Dataset rows about figures
┄┄┄┄┄┄┄┄┄┄
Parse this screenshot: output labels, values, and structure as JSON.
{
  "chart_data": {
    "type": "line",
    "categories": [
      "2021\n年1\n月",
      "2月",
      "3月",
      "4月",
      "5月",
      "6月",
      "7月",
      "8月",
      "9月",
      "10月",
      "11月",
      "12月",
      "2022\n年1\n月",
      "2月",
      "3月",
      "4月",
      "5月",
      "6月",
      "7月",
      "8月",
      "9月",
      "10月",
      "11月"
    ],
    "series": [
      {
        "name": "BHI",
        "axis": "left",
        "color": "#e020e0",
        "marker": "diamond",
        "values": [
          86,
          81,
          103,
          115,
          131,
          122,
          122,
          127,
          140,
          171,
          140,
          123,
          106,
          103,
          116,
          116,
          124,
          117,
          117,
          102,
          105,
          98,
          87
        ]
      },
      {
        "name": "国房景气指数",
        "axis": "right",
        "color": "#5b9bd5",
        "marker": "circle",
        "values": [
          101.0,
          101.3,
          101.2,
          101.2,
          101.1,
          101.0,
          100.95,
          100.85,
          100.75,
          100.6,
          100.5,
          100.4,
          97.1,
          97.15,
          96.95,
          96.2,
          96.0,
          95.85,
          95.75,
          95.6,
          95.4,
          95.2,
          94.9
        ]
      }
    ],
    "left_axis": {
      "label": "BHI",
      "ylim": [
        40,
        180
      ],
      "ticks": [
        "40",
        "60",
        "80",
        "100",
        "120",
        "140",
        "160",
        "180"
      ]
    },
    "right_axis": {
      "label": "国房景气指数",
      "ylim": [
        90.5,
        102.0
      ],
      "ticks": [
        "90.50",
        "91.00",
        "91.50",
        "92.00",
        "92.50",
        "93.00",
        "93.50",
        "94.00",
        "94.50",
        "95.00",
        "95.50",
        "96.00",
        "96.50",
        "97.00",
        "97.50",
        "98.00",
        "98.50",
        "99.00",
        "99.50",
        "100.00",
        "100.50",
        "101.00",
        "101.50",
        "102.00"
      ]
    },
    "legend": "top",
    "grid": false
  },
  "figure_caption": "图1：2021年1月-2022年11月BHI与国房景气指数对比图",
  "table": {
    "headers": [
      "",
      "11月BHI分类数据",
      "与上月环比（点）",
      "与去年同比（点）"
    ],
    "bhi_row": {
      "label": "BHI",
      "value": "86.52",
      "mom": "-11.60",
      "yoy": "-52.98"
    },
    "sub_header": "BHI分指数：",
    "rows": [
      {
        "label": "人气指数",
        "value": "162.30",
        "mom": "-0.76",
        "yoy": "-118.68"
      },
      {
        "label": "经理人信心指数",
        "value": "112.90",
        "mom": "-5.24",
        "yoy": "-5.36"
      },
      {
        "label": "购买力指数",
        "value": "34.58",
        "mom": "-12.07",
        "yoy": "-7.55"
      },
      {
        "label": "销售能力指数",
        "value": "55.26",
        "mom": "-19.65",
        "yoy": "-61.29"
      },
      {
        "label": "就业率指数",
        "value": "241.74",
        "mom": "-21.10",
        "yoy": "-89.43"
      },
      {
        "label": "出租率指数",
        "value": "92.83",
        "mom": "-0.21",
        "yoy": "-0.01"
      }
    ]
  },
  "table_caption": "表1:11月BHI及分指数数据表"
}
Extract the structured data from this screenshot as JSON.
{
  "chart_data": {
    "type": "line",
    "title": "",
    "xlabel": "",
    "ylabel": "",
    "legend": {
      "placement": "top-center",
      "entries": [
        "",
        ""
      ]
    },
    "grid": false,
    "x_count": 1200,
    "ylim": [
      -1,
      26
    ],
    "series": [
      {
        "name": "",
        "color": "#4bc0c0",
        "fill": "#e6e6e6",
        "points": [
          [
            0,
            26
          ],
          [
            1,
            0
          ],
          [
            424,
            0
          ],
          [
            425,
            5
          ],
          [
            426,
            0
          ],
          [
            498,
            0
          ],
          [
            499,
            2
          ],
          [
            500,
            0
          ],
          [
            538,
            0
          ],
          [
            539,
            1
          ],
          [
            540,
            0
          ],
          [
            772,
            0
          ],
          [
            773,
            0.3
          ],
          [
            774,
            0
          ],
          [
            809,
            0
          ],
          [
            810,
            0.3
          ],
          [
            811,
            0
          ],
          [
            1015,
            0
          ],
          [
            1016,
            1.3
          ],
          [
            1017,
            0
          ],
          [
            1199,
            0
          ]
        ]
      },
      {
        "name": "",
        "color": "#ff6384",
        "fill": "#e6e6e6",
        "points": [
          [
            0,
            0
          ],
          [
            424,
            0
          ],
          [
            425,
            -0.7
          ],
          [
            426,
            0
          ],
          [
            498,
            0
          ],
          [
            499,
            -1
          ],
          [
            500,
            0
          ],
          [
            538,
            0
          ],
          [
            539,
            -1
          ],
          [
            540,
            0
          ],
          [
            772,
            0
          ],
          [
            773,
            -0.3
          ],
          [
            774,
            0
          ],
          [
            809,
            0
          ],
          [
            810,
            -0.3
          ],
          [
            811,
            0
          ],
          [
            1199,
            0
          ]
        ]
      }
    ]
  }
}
┄┄┄┄┄┄┄┄┄┄
▸ WRITTEN EXERCISE
Repeat the whole listing exactly, keeping every line intact.

▸ FINISHED TASK
Parse this screenshot: output labels, values, and structure as JSON.
{
  "chart_data": {
    "type": "line",
    "categories": [
      "2021\n年1\n月",
      "2月",
      "3月",
      "4月",
      "5月",
      "6月",
      "7月",
      "8月",
      "9月",
      "10月",
      "11月",
      "12月",
      "2022\n年1\n月",
      "2月",
      "3月",
      "4月",
      "5月",
      "6月",
      "7月",
      "8月",
      "9月",
      "10月",
      "11月"
    ],
    "series": [
      {
        "name": "BHI",
        "axis": "left",
        "color": "#e020e0",
        "marker": "diamond",
        "values": [
          86,
          81,
          103,
          115,
          131,
          122,
          122,
          127,
          140,
          171,
          140,
          123,
          106,
          103,
          116,
          116,
          124,
          117,
          117,
          102,
          105,
          98,
          87
        ]
      },
      {
        "name": "国房景气指数",
        "axis": "right",
        "color": "#5b9bd5",
        "marker": "circle",
        "values": [
          101.0,
          101.3,
          101.2,
          101.2,
          101.1,
          101.0,
          100.95,
          100.85,
          100.75,
          100.6,
          100.5,
          100.4,
          97.1,
          97.15,
          96.95,
          96.2,
          96.0,
          95.85,
          95.75,
          95.6,
          95.4,
          95.2,
          94.9
        ]
      }
    ],
    "left_axis": {
      "label": "BHI",
      "ylim": [
        40,
        180
      ],
      "ticks": [
        "40",
        "60",
        "80",
        "100",
        "120",
        "140",
        "160",
        "180"
      ]
    },
    "right_axis": {
      "label": "国房景气指数",
      "ylim": [
        90.5,
        102.0
      ],
      "ticks": [
        "90.50",
        "91.00",
        "91.50",
        "92.00",
        "92.50",
        "93.00",
        "93.50",
        "94.00",
        "94.50",
        "95.00",
        "95.50",
        "96.00",
        "96.50",
        "97.00",
        "97.50",
        "98.00",
        "98.50",
        "99.00",
        "99.50",
        "100.00",
        "100.50",
        "101.00",
        "101.50",
        "102.00"
      ]
    },
    "legend": "top",
    "grid": false
  },
  "figure_caption": "图1：2021年1月-2022年11月BHI与国房景气指数对比图",
  "table": {
    "headers": [
      "",
      "11月BHI分类数据",
      "与上月环比（点）",
      "与去年同比（点）"
    ],
    "bhi_row": {
      "label": "BHI",
      "value": "86.52",
      "mom": "-11.60",
      "yoy": "-52.98"
    },
    "sub_header": "BHI分指数：",
    "rows": [
      {
        "label": "人气指数",
        "value": "162.30",
        "mom": "-0.76",
        "yoy": "-118.68"
      },
      {
        "label": "经理人信心指数",
        "value": "112.90",
        "mom": "-5.24",
        "yoy": "-5.36"
      },
      {
        "label": "购买力指数",
        "value": "34.58",
        "mom": "-12.07",
        "yoy": "-7.55"
      },
      {
        "label": "销售能力指数",
        "value": "55.26",
        "mom": "-19.65",
        "yoy": "-61.29"
      },
      {
        "label": "就业率指数",
        "value": "241.74",
        "mom": "-21.10",
        "yoy": "-89.43"
      },
      {
        "label": "出租率指数",
        "value": "92.83",
        "mom": "-0.21",
        "yoy": "-0.01"
      }
    ]
  },
  "table_caption": "表1:11月BHI及分指数数据表"
}
Extract the structured data from this screenshot as JSON.
{
  "chart_data": {
    "type": "line",
    "title": "",
    "xlabel": "",
    "ylabel": "",
    "legend": {
      "placement": "top-center",
      "entries": [
        "",
        ""
      ]
    },
    "grid": false,
    "x_count": 1200,
    "ylim": [
      -1,
      26
    ],
    "series": [
      {
        "name": "",
        "color": "#4bc0c0",
        "fill": "#e6e6e6",
        "points": [
          [
            0,
            26
          ],
          [
            1,
            0
          ],
          [
            424,
            0
          ],
          [
            425,
            5
          ],
          [
            426,
            0
          ],
          [
            498,
            0
          ],
          [
            499,
            2
          ],
          [
            500,
            0
          ],
          [
            538,
            0
          ],
          [
            539,
            1
          ],
          [
            540,
            0
          ],
          [
            772,
            0
          ],
          [
            773,
            0.3
          ],
          [
            774,
            0
          ],
          [
            809,
            0
          ],
          [
            810,
            0.3
          ],
          [
            811,
            0
          ],
          [
            1015,
            0
          ],
          [
            1016,
            1.3
          ],
          [
            1017,
            0
          ],
          [
            1199,
            0
          ]
        ]
      },
      {
        "name": "",
        "color": "#ff6384",
        "fill": "#e6e6e6",
        "points": [
          [
            0,
            0
          ],
          [
            424,
            0
          ],
          [
            425,
            -0.7
          ],
          [
            426,
            0
          ],
          [
            498,
            0
          ],
          [
            499,
            -1
          ],
          [
            500,
            0
          ],
          [
            538,
            0
          ],
          [
            539,
            -1
          ],
          [
            540,
            0
          ],
          [
            772,
            0
          ],
          [
            773,
            -0.3
          ],
          [
            774,
            0
          ],
          [
            809,
            0
          ],
          [
            810,
            -0.3
          ],
          [
            811,
            0
          ],
          [
            1199,
            0
          ]
        ]
      }
    ]
  }
}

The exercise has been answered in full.